**Actions to take**:
A. According to the passage on child marriage, how much more likely are girls under 15 to die during pregnancy and childbirth than women in their 20s?
B. Continue the passage on child marriage from its final sentence.

**Extract provided**:

"""

Despite an awareness of the law, and of the consequences of child marriage on the sexual and reproductive health of girls and young women, the gender disparity and a disregard for women in society means there is a lack of political will to see the law to its execution at the grassroots. According to Unicef's State of the World's Children Report 2007: "Premature pregnancy and motherhood are an inevitable consequence of child marriage. Girls under 15 are five times more likely to die during pregnancy and childbirth than women in their 20s."

In another district of Uttar Pradesh, closer to the Indian capital, New Delhi, a group of boys and young men are listening to another peer educator talk about sexual and reproductive health. One of the young men tentatively raises his hand to ask, "Every time I have sex with my wife, she falls ill. Why is that?"

Not only is pregnancy a big concern for girls who have been married young, but also the act of sex has not been demystified and remains an unpleasant act at best, or worse, an act of violence. Girls and young women's sexuality is denied all their lives and then they are suddenly pushed into a marital relationship where they are expected to satisfy their husbands and prove their fertility.

The law also puts the onus for prevention of child marriage on the person performing the ceremony. However, the priest in Sugandha's village said, "We have not received any guidelines or any rules [on the Child Marriage Act], but I can tell you that marriage should be when the girl is 18 or over, when she is ready to understand and mature enough to shoulder responsibilities. [But] every year we perform five to eight marriages where they are below 15 or 15 to 16 years old. Even now we'll be doing so – the dates are booked."

The International Planned Parenthood Federation considers child marriage to be a human rights violation. Ending child marriage is essential to make progress towards international and national development goals, including the millennium development goals.

"""

[Document layout detection data]
"""

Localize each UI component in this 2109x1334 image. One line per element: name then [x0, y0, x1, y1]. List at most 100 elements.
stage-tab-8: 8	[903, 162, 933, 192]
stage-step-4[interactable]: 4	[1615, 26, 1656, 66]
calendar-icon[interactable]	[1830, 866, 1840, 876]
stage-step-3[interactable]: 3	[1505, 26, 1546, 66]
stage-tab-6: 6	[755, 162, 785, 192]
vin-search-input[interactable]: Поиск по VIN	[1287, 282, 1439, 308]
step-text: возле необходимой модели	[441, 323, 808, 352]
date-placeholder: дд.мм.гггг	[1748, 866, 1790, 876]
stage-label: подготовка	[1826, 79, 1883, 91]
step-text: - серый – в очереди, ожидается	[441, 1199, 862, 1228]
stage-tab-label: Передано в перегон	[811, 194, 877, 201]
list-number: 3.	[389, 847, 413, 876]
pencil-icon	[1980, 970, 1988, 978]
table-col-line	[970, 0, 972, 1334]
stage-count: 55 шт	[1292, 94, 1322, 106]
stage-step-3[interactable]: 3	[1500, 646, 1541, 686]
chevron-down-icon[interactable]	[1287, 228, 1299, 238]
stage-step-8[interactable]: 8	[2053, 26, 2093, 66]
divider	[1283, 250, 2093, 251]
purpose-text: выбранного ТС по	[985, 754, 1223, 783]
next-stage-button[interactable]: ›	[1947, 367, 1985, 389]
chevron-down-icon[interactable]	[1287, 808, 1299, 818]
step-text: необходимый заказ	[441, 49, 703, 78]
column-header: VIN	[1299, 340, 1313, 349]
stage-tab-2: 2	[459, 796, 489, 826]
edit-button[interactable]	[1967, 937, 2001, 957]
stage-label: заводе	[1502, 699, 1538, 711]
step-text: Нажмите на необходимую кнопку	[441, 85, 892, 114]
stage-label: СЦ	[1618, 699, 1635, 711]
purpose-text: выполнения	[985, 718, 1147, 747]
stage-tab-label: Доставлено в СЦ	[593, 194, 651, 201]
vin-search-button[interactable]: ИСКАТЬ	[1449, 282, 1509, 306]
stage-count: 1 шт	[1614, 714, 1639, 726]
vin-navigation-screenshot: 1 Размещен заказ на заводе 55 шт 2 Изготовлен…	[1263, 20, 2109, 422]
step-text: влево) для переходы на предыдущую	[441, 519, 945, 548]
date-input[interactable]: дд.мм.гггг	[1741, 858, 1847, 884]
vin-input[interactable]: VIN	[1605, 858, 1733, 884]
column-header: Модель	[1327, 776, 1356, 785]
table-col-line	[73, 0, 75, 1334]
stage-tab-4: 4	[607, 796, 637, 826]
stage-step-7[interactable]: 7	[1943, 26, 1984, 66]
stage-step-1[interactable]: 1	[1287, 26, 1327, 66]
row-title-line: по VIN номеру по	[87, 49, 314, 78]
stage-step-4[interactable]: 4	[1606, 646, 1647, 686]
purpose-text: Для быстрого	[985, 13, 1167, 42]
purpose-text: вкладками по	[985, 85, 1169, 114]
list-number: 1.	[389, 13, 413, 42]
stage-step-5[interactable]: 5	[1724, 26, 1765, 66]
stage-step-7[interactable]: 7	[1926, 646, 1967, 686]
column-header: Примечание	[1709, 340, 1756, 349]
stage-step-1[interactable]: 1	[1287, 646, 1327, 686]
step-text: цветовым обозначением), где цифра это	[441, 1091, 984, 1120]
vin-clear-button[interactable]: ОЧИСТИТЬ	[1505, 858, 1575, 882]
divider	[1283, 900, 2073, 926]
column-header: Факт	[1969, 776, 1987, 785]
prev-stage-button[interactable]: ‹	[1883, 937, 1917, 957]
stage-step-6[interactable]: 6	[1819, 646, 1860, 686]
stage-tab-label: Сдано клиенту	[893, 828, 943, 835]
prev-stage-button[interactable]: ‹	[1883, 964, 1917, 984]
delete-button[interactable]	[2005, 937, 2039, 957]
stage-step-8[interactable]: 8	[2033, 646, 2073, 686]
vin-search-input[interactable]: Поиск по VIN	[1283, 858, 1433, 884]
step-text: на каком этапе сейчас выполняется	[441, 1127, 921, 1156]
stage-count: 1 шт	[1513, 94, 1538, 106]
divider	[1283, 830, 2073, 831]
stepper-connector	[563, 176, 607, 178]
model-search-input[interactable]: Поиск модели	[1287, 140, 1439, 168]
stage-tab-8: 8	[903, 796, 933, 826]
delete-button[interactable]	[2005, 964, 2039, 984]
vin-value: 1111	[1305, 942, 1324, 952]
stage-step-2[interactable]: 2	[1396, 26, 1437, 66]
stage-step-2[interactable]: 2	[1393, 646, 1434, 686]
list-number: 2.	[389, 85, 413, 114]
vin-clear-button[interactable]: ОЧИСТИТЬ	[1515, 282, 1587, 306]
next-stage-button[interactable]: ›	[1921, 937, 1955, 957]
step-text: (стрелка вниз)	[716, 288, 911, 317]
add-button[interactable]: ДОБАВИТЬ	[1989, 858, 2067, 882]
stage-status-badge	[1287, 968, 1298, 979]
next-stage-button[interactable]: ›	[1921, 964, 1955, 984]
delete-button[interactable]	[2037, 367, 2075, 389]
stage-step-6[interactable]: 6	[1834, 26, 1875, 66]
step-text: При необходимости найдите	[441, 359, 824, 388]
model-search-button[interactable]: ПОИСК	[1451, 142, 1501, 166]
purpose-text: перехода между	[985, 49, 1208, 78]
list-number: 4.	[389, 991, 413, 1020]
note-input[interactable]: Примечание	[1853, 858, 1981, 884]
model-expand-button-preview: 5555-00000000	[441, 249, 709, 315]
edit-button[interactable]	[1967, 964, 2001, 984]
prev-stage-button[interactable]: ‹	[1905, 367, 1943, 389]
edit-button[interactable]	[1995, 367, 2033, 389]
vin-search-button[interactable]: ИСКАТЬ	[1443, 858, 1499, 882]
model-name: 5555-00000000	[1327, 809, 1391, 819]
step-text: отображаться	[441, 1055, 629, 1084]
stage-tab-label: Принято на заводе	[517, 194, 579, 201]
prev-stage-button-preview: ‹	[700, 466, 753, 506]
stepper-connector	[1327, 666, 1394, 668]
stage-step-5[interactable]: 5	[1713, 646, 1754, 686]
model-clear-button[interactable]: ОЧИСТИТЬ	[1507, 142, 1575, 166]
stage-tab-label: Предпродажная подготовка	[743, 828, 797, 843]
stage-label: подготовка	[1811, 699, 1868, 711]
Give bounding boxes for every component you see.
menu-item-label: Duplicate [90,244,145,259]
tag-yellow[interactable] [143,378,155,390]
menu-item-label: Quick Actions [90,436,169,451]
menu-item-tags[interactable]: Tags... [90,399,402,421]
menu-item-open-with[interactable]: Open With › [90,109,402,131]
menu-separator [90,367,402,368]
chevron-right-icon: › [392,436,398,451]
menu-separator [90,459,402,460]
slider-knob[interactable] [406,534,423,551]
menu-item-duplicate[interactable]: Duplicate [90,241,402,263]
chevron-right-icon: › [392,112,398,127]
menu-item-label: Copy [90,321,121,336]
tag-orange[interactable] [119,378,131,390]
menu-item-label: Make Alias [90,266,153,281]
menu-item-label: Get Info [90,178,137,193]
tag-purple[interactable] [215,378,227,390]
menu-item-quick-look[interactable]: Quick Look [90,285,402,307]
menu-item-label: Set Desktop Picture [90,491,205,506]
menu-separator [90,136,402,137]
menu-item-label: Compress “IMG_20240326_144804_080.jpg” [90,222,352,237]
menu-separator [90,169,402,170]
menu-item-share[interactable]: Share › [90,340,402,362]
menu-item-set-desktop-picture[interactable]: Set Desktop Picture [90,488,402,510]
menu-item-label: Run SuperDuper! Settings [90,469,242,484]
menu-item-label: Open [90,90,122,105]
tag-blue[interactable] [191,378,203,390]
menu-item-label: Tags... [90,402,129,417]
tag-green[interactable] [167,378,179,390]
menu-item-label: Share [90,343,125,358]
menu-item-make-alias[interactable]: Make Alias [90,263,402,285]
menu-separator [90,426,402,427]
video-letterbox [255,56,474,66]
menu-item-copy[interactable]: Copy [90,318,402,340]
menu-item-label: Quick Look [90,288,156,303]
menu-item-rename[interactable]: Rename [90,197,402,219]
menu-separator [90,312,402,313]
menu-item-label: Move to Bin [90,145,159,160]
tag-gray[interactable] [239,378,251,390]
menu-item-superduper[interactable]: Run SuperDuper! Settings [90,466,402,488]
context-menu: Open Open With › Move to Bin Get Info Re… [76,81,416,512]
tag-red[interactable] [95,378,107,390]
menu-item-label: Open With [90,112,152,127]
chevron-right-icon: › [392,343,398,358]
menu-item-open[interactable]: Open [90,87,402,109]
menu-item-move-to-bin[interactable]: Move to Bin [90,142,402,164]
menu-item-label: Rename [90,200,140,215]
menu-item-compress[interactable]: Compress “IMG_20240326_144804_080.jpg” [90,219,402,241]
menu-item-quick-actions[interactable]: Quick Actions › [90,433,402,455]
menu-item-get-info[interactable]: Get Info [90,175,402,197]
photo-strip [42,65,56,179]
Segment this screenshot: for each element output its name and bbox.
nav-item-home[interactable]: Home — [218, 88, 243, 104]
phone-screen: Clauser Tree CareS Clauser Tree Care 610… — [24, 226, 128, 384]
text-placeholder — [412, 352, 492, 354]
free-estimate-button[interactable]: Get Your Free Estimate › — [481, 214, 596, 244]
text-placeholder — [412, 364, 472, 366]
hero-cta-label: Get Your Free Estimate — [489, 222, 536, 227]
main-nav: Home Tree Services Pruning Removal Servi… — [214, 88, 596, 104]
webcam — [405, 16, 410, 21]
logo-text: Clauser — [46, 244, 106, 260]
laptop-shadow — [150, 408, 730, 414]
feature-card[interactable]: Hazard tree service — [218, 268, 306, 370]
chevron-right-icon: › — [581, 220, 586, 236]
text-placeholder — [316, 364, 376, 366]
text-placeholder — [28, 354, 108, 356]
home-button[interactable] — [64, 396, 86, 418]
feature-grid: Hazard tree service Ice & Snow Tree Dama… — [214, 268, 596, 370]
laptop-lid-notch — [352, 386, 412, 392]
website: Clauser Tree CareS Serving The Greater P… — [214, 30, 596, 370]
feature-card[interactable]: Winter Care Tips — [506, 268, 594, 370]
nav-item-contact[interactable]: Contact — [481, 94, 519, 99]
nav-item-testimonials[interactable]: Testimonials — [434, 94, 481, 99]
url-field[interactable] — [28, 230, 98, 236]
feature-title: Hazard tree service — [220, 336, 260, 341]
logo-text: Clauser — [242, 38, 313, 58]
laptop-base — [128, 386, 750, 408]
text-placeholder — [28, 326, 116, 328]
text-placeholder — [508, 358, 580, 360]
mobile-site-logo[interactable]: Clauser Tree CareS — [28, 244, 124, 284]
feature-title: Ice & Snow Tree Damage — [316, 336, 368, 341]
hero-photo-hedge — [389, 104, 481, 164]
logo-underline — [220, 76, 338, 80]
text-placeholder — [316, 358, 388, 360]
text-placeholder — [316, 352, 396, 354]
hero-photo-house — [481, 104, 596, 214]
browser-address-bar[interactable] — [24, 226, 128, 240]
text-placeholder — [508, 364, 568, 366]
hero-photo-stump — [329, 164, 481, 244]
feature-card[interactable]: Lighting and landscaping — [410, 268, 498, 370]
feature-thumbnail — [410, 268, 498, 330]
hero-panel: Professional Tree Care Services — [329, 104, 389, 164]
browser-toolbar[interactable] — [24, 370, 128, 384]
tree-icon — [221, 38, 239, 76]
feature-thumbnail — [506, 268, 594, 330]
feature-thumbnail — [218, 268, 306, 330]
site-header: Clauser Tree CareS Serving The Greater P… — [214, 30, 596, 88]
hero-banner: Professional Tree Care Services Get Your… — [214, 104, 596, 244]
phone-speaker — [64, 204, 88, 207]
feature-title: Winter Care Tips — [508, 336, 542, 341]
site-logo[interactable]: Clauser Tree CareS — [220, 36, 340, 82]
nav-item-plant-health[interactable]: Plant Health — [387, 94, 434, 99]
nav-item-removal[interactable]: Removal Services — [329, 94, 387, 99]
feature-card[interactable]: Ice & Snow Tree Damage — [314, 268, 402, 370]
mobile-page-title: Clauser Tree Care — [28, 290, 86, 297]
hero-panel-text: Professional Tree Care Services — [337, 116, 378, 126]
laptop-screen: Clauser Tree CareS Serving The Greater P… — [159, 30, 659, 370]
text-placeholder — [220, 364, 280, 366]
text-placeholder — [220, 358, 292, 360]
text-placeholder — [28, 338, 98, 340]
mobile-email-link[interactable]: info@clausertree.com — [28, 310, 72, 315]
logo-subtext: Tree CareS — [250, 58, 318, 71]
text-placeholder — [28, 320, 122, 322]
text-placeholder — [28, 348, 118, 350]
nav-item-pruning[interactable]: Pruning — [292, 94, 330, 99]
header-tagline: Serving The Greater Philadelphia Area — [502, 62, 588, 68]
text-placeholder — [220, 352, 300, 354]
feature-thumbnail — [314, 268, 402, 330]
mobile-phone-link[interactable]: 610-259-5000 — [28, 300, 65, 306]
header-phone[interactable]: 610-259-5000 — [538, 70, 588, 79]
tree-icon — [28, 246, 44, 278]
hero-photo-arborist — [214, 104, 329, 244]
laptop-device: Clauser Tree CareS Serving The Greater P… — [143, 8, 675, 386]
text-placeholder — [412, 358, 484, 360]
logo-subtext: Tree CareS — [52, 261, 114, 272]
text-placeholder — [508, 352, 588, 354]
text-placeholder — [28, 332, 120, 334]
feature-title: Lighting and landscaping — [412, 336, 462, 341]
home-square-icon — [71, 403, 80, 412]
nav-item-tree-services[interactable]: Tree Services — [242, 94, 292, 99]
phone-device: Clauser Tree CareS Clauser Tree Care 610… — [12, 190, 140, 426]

"""

**Activity answers**:
A. Five times more likely.

B.
Nov 15, 2011

A view from the ground

Mina, project leader on the ground explains the crucial role that volunteers of Nishtha play in delivering the project’s activities – their struggle, determination, courage, and the fruits of their efforts. In Mina’s own words -

 "They have taken action to improve their environment, speak up against violence, and advocate for their rights. The women’s groups (Called Mahila Mandals) have mounted successful campaign against violence and alcoholism and have promoted community participation in all aspects of village decision making. These grass root groups have broadened the social network. The members of the groups, majority of whom are illiterate vegetable vendors and agriculture labourers, maid servants, and of whom a large number had sustained torture and humiliation everyday in their life; have not only brought themselves out of darkness, but have also given relief to fellow victimised women and brought them to light too.

Nishtha volunteers have built up groups of volunteers on different age group. The members of these groups are trained and oriented on various aspects to fight injustice against women and girls. As a result of four-tier pyramid groups and their grass root level work there has been significant reduction of reported cases of violence, atrocities and gender based discrimination against women.

Over the decades Nishtha has been working with the ever deprived girl children and women of the society. There are signs of improvement and changes. The poor women, members of the volunteer groups have to starve if they do not work for a day, have to work for 15 to 16 hours a day to earn two square meals. These women with their sincere love and devotion are putting their efforts to save the lives of their fellow deprived and tortured sisters. These women have never received any appreciation or recognition from any level; they do not expect recognition either. But these volunteers are the real ‘Heroes of the Day’ to us and to the victim women who received support and help from them."